Task details: Every record should be copied exactly, except that pictures are to be omitted.

┌──

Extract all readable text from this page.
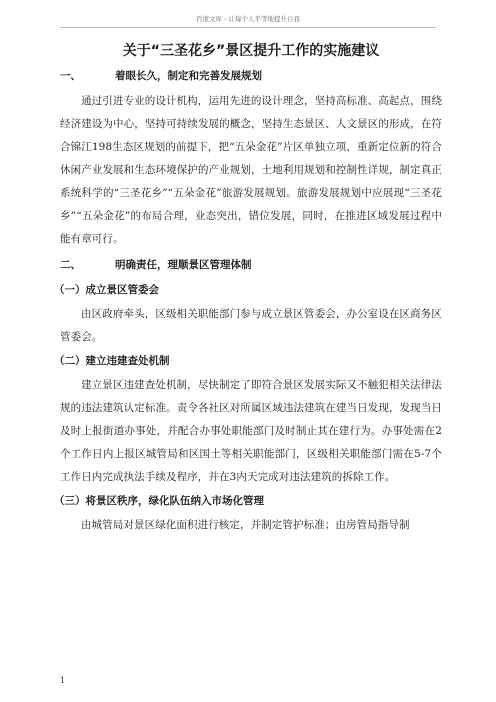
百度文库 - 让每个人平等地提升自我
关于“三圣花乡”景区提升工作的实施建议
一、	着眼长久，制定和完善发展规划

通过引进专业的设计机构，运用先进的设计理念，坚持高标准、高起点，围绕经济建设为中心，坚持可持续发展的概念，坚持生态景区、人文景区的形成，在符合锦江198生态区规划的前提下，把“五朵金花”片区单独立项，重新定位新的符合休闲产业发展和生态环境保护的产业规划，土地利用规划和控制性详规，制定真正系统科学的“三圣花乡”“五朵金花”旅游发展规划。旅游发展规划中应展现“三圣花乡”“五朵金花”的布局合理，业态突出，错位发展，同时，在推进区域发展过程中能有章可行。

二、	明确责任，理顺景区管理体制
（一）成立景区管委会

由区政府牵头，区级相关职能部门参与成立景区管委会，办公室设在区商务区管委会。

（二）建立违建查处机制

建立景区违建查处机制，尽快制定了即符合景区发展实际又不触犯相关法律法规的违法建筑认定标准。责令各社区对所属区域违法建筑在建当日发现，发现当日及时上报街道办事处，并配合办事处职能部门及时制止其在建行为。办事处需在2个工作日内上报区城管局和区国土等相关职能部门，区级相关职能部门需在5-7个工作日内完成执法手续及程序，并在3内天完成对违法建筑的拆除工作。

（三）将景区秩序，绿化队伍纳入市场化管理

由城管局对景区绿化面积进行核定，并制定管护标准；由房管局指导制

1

└──

Response to the task:
Extract all readable text from this page.
百度文库 - 让每个人平等地提升自我
关于“三圣花乡”景区提升工作的实施建议
一、	着眼长久，制定和完善发展规划

通过引进专业的设计机构，运用先进的设计理念，坚持高标准、高起点，围绕经济建设为中心，坚持可持续发展的概念，坚持生态景区、人文景区的形成，在符合锦江198生态区规划的前提下，把“五朵金花”片区单独立项，重新定位新的符合休闲产业发展和生态环境保护的产业规划，土地利用规划和控制性详规，制定真正系统科学的“三圣花乡”“五朵金花”旅游发展规划。旅游发展规划中应展现“三圣花乡”“五朵金花”的布局合理，业态突出，错位发展，同时，在推进区域发展过程中能有章可行。

二、	明确责任，理顺景区管理体制
（一）成立景区管委会

由区政府牵头，区级相关职能部门参与成立景区管委会，办公室设在区商务区管委会。

（二）建立违建查处机制

建立景区违建查处机制，尽快制定了即符合景区发展实际又不触犯相关法律法规的违法建筑认定标准。责令各社区对所属区域违法建筑在建当日发现，发现当日及时上报街道办事处，并配合办事处职能部门及时制止其在建行为。办事处需在2个工作日内上报区城管局和区国土等相关职能部门，区级相关职能部门需在5-7个工作日内完成执法手续及程序，并在3内天完成对违法建筑的拆除工作。

（三）将景区秩序，绿化队伍纳入市场化管理

由城管局对景区绿化面积进行核定，并制定管护标准；由房管局指导制

1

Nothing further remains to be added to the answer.